### CHALLENGE
Every line that holds the string "always" is to be identified and copied.

### RECORDS SHOWN
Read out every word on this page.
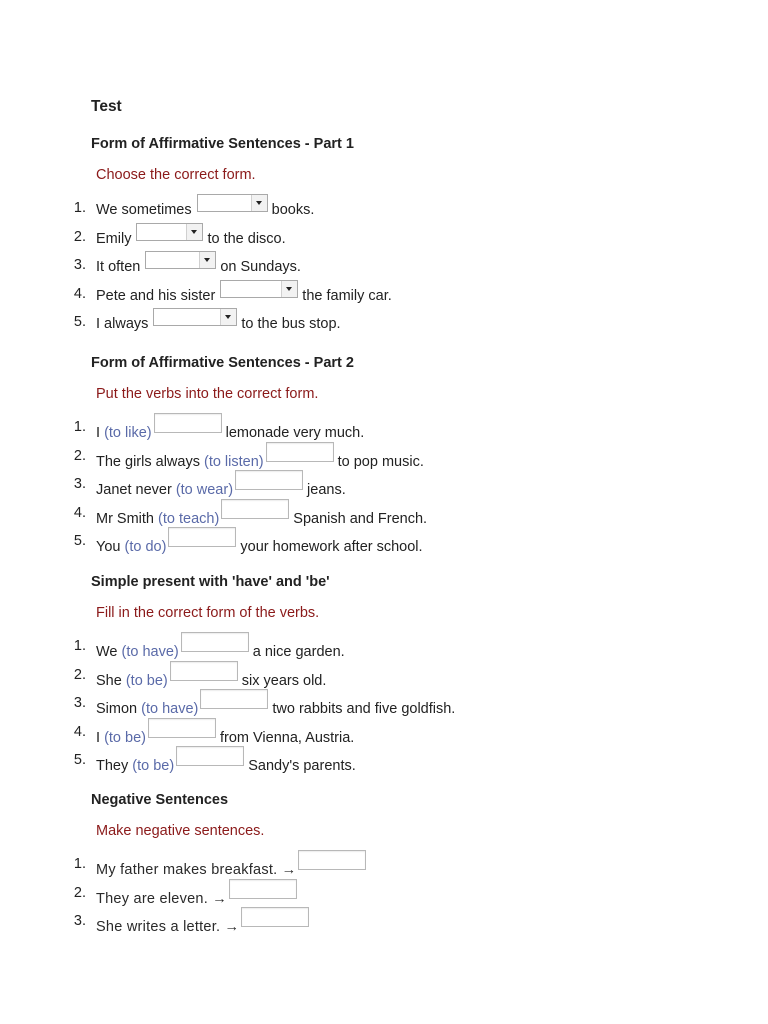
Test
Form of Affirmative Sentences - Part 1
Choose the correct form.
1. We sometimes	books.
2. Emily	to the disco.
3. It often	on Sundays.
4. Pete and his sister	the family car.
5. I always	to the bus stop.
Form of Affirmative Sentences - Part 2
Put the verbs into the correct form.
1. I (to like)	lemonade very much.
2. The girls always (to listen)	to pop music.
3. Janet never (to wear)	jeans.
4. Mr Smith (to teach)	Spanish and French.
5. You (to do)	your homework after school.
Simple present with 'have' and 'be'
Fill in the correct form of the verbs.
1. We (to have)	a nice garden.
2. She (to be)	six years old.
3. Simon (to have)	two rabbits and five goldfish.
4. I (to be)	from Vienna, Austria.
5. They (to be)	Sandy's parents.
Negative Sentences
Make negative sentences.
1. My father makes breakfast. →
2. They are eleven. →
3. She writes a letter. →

### TASK ANSWER
5. I always	to the bus stop.
2. The girls always (to listen)	to pop music.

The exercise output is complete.